» **Instructions for the task**: The string "glycogenolysis" may appear on lines of the entries below; report how many such lines there are, and only that.

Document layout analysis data
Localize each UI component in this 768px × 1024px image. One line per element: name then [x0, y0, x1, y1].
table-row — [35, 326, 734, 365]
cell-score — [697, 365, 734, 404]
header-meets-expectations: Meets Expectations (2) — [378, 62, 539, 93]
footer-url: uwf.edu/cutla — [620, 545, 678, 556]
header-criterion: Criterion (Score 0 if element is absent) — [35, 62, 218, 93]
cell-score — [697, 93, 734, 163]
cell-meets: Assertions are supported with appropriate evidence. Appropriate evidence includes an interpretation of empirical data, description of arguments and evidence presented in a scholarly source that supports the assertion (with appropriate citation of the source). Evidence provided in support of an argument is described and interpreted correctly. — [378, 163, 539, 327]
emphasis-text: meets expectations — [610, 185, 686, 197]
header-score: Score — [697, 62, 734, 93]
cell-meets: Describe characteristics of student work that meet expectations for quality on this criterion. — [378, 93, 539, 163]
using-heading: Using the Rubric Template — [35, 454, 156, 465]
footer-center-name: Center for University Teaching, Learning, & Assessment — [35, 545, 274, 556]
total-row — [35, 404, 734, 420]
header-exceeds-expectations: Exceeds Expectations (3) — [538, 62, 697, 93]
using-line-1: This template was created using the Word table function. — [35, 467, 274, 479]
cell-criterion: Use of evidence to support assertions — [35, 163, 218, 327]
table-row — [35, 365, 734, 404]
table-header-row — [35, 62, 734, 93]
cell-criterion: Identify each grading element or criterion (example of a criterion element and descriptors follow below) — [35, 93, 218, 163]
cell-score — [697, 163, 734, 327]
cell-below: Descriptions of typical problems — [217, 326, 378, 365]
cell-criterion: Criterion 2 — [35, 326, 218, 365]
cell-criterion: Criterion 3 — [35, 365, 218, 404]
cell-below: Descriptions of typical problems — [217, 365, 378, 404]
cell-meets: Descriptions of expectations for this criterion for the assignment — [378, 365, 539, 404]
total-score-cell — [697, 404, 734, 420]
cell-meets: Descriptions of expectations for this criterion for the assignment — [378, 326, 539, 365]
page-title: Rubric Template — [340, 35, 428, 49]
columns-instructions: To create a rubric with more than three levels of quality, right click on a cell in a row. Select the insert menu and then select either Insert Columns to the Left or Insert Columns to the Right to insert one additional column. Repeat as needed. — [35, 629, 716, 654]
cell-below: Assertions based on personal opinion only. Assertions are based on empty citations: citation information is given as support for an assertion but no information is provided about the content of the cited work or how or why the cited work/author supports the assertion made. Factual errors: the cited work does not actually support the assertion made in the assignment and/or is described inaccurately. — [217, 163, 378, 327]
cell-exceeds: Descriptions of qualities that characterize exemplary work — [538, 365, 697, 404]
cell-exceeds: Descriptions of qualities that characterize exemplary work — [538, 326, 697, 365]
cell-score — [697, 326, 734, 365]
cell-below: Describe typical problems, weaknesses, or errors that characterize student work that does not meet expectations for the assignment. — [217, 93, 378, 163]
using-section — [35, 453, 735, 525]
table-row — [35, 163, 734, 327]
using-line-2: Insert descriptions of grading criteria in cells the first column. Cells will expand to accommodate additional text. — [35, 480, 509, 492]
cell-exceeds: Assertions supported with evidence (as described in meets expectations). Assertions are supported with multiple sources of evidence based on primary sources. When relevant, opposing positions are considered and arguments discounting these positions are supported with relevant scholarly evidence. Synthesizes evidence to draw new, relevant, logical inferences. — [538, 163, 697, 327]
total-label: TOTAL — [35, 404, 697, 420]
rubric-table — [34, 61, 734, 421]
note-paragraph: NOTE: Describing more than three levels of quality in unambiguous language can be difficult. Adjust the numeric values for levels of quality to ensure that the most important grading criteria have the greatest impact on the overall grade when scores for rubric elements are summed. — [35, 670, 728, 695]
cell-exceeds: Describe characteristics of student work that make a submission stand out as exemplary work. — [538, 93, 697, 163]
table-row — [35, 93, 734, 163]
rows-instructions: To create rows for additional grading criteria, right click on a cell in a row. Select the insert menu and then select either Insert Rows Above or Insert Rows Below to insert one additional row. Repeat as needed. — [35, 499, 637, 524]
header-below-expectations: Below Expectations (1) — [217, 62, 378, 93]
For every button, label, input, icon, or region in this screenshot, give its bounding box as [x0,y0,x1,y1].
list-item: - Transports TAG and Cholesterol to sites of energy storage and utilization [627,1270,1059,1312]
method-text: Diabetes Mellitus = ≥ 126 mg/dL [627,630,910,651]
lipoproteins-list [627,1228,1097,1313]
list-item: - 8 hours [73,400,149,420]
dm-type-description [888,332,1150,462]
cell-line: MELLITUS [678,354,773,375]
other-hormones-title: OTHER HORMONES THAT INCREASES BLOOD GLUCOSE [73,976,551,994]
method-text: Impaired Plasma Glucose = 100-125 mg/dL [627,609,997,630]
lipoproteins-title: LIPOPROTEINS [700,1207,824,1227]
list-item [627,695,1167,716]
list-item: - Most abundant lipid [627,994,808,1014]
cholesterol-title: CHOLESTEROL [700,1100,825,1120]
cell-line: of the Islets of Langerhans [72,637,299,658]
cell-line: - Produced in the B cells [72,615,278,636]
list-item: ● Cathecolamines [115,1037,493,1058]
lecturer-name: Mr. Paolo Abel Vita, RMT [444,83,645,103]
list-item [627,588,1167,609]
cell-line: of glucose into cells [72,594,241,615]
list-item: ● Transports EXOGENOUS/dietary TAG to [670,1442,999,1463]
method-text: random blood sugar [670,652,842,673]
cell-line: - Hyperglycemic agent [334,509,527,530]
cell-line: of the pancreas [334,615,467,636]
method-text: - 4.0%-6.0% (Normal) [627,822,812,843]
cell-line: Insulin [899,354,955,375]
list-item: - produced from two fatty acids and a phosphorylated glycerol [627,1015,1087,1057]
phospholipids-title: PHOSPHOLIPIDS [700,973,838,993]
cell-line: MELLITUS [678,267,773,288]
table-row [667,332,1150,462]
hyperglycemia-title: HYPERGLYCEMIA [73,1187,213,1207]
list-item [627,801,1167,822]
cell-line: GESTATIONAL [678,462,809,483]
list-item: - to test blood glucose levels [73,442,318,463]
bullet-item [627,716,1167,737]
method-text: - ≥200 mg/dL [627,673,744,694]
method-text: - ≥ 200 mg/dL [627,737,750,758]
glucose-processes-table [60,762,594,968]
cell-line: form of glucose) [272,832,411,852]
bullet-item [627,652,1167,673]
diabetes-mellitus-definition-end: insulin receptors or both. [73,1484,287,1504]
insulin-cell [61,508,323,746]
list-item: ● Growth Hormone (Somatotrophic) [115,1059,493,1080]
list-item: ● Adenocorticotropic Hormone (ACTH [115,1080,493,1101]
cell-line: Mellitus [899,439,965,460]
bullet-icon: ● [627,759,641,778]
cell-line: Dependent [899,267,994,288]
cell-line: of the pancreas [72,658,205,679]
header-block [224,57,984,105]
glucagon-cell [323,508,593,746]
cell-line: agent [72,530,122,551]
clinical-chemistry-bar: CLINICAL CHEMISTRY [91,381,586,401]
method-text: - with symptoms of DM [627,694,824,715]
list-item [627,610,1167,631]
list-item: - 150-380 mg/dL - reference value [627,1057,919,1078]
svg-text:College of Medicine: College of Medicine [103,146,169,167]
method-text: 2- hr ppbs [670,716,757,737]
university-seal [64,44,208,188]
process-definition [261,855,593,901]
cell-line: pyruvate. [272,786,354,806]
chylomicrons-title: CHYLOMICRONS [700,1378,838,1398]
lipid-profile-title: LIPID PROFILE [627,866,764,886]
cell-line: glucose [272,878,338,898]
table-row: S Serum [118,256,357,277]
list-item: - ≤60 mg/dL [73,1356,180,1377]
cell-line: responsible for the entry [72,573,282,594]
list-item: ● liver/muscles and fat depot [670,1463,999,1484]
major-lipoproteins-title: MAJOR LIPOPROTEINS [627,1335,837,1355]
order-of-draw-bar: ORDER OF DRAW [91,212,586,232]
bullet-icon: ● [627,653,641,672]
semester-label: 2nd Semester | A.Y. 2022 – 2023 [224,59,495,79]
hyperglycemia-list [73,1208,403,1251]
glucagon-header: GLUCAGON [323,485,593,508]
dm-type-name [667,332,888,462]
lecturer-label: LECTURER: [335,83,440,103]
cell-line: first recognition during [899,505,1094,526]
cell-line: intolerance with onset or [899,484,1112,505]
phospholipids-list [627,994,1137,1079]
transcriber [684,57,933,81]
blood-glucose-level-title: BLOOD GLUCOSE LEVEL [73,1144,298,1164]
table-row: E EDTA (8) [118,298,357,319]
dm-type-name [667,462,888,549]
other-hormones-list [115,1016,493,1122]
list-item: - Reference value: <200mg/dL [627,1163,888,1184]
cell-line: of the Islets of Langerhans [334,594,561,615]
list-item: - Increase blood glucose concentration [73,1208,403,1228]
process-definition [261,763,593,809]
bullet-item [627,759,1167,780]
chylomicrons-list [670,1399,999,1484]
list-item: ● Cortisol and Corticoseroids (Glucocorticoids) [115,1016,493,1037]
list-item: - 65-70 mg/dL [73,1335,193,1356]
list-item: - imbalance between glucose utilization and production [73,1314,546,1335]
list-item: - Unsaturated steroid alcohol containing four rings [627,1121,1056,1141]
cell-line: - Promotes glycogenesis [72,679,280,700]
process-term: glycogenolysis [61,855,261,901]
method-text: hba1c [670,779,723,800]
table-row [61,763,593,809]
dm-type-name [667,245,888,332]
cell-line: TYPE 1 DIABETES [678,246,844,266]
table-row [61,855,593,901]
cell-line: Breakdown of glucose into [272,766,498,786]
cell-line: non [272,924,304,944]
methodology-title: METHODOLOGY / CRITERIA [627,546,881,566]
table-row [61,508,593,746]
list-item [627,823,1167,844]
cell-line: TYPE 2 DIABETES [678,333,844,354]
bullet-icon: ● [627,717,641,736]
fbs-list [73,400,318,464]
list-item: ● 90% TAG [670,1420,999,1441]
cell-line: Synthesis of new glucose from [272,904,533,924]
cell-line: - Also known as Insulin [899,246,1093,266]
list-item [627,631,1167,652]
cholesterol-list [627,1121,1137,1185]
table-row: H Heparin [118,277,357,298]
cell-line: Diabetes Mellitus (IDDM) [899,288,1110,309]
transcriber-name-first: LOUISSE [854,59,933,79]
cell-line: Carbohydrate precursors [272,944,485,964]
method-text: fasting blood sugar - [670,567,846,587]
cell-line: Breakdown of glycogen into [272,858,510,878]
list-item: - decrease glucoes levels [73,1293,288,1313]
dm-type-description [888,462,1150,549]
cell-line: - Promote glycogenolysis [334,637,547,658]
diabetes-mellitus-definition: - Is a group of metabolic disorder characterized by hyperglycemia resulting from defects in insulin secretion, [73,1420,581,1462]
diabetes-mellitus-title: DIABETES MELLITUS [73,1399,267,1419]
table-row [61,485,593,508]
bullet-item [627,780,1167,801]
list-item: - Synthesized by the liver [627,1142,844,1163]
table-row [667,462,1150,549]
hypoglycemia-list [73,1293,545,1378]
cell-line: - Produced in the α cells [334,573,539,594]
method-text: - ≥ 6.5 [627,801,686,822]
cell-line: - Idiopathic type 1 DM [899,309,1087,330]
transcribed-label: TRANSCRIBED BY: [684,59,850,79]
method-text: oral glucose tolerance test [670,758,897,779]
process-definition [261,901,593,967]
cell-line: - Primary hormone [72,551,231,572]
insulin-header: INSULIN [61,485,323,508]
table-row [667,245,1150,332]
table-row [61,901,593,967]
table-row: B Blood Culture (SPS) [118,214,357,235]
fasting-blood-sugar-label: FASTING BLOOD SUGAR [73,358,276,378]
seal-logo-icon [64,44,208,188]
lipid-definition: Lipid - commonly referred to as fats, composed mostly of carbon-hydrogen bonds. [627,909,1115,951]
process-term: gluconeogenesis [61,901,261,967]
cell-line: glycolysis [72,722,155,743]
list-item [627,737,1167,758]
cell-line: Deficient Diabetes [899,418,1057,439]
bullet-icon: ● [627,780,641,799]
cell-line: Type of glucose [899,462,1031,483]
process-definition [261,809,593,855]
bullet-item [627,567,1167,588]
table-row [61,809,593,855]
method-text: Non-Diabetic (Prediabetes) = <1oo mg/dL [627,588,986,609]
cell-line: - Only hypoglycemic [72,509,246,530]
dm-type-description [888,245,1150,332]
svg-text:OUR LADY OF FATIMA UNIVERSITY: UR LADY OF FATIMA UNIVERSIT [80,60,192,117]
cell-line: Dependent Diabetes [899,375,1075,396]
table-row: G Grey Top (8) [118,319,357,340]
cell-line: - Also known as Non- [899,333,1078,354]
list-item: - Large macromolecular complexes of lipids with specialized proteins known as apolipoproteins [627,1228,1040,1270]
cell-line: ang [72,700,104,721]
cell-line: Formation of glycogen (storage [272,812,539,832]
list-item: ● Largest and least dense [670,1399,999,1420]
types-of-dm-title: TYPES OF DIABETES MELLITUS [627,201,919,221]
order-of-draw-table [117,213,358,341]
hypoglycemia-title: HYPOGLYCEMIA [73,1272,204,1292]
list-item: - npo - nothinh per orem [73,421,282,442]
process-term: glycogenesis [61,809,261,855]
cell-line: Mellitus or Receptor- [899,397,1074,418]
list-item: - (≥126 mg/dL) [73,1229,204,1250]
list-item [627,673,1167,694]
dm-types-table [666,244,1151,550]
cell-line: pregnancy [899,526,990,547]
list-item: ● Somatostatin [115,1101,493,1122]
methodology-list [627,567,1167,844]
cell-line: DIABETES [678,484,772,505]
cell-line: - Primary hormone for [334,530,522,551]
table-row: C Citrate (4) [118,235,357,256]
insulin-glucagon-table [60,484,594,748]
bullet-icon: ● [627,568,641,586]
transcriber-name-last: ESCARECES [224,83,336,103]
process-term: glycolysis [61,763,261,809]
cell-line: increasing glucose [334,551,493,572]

» **Written solution**: 2